SET PROBLEM
Output every line below exactly.
— Start DATA ENTRIES —
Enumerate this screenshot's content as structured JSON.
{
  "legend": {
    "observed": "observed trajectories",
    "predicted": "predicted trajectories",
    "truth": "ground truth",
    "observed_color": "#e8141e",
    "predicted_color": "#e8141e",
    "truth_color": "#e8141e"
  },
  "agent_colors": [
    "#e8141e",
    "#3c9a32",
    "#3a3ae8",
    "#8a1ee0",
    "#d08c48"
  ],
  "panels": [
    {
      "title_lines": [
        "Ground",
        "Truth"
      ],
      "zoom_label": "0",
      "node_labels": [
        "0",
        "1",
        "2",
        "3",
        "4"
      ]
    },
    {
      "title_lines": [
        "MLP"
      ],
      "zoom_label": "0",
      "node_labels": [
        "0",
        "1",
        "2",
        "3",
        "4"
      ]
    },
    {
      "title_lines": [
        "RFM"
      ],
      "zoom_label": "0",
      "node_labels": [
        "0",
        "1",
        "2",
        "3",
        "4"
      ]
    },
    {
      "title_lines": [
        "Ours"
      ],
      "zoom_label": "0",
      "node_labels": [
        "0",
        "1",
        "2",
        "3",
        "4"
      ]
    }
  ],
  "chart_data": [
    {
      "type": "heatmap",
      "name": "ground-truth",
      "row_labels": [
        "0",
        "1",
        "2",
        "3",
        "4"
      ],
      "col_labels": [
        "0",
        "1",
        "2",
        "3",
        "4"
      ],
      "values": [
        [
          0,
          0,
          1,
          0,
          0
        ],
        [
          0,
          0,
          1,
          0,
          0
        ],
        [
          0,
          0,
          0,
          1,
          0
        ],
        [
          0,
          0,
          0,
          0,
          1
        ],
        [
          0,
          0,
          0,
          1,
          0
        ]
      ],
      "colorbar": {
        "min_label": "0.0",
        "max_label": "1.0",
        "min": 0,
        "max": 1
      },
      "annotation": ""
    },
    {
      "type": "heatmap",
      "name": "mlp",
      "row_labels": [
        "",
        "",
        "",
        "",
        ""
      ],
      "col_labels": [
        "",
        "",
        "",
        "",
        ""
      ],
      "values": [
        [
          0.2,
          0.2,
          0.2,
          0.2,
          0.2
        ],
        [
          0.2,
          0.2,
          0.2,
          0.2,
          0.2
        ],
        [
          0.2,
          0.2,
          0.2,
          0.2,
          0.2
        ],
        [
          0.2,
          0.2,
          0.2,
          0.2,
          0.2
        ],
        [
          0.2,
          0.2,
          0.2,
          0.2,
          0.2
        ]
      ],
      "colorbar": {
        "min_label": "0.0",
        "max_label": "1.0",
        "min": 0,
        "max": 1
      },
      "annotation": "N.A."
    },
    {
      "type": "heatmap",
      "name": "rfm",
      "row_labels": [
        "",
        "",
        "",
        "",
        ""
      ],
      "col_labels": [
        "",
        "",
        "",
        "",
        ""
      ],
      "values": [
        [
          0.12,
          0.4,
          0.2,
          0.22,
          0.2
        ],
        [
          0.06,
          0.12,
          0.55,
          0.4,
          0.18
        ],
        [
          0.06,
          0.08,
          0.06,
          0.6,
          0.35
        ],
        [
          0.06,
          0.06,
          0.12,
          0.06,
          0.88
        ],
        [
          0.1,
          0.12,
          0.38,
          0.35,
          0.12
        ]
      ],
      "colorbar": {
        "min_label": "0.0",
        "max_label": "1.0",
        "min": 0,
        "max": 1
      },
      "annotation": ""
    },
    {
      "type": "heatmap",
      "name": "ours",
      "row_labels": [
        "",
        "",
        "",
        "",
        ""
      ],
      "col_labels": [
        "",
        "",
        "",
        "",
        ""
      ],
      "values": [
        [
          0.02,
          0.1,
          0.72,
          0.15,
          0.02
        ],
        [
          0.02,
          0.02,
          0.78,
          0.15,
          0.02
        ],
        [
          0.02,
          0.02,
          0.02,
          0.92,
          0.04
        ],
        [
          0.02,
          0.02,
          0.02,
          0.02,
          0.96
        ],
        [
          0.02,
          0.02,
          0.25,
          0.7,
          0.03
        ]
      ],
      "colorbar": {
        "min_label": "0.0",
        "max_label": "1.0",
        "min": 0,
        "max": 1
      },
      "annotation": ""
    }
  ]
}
— End DATA ENTRIES —
THE REPLY
Enumerate this screenshot's content as structured JSON.
{
  "legend": {
    "observed": "observed trajectories",
    "predicted": "predicted trajectories",
    "truth": "ground truth",
    "observed_color": "#e8141e",
    "predicted_color": "#e8141e",
    "truth_color": "#e8141e"
  },
  "agent_colors": [
    "#e8141e",
    "#3c9a32",
    "#3a3ae8",
    "#8a1ee0",
    "#d08c48"
  ],
  "panels": [
    {
      "title_lines": [
        "Ground",
        "Truth"
      ],
      "zoom_label": "0",
      "node_labels": [
        "0",
        "1",
        "2",
        "3",
        "4"
      ]
    },
    {
      "title_lines": [
        "MLP"
      ],
      "zoom_label": "0",
      "node_labels": [
        "0",
        "1",
        "2",
        "3",
        "4"
      ]
    },
    {
      "title_lines": [
        "RFM"
      ],
      "zoom_label": "0",
      "node_labels": [
        "0",
        "1",
        "2",
        "3",
        "4"
      ]
    },
    {
      "title_lines": [
        "Ours"
      ],
      "zoom_label": "0",
      "node_labels": [
        "0",
        "1",
        "2",
        "3",
        "4"
      ]
    }
  ],
  "chart_data": [
    {
      "type": "heatmap",
      "name": "ground-truth",
      "row_labels": [
        "0",
        "1",
        "2",
        "3",
        "4"
      ],
      "col_labels": [
        "0",
        "1",
        "2",
        "3",
        "4"
      ],
      "values": [
        [
          0,
          0,
          1,
          0,
          0
        ],
        [
          0,
          0,
          1,
          0,
          0
        ],
        [
          0,
          0,
          0,
          1,
          0
        ],
        [
          0,
          0,
          0,
          0,
          1
        ],
        [
          0,
          0,
          0,
          1,
          0
        ]
      ],
      "colorbar": {
        "min_label": "0.0",
        "max_label": "1.0",
        "min": 0,
        "max": 1
      },
      "annotation": ""
    },
    {
      "type": "heatmap",
      "name": "mlp",
      "row_labels": [
        "",
        "",
        "",
        "",
        ""
      ],
      "col_labels": [
        "",
        "",
        "",
        "",
        ""
      ],
      "values": [
        [
          0.2,
          0.2,
          0.2,
          0.2,
          0.2
        ],
        [
          0.2,
          0.2,
          0.2,
          0.2,
          0.2
        ],
        [
          0.2,
          0.2,
          0.2,
          0.2,
          0.2
        ],
        [
          0.2,
          0.2,
          0.2,
          0.2,
          0.2
        ],
        [
          0.2,
          0.2,
          0.2,
          0.2,
          0.2
        ]
      ],
      "colorbar": {
        "min_label": "0.0",
        "max_label": "1.0",
        "min": 0,
        "max": 1
      },
      "annotation": "N.A."
    },
    {
      "type": "heatmap",
      "name": "rfm",
      "row_labels": [
        "",
        "",
        "",
        "",
        ""
      ],
      "col_labels": [
        "",
        "",
        "",
        "",
        ""
      ],
      "values": [
        [
          0.12,
          0.4,
          0.2,
          0.22,
          0.2
        ],
        [
          0.06,
          0.12,
          0.55,
          0.4,
          0.18
        ],
        [
          0.06,
          0.08,
          0.06,
          0.6,
          0.35
        ],
        [
          0.06,
          0.06,
          0.12,
          0.06,
          0.88
        ],
        [
          0.1,
          0.12,
          0.38,
          0.35,
          0.12
        ]
      ],
      "colorbar": {
        "min_label": "0.0",
        "max_label": "1.0",
        "min": 0,
        "max": 1
      },
      "annotation": ""
    },
    {
      "type": "heatmap",
      "name": "ours",
      "row_labels": [
        "",
        "",
        "",
        "",
        ""
      ],
      "col_labels": [
        "",
        "",
        "",
        "",
        ""
      ],
      "values": [
        [
          0.02,
          0.1,
          0.72,
          0.15,
          0.02
        ],
        [
          0.02,
          0.02,
          0.78,
          0.15,
          0.02
        ],
        [
          0.02,
          0.02,
          0.02,
          0.92,
          0.04
        ],
        [
          0.02,
          0.02,
          0.02,
          0.02,
          0.96
        ],
        [
          0.02,
          0.02,
          0.25,
          0.7,
          0.03
        ]
      ],
      "colorbar": {
        "min_label": "0.0",
        "max_label": "1.0",
        "min": 0,
        "max": 1
      },
      "annotation": ""
    }
  ]
}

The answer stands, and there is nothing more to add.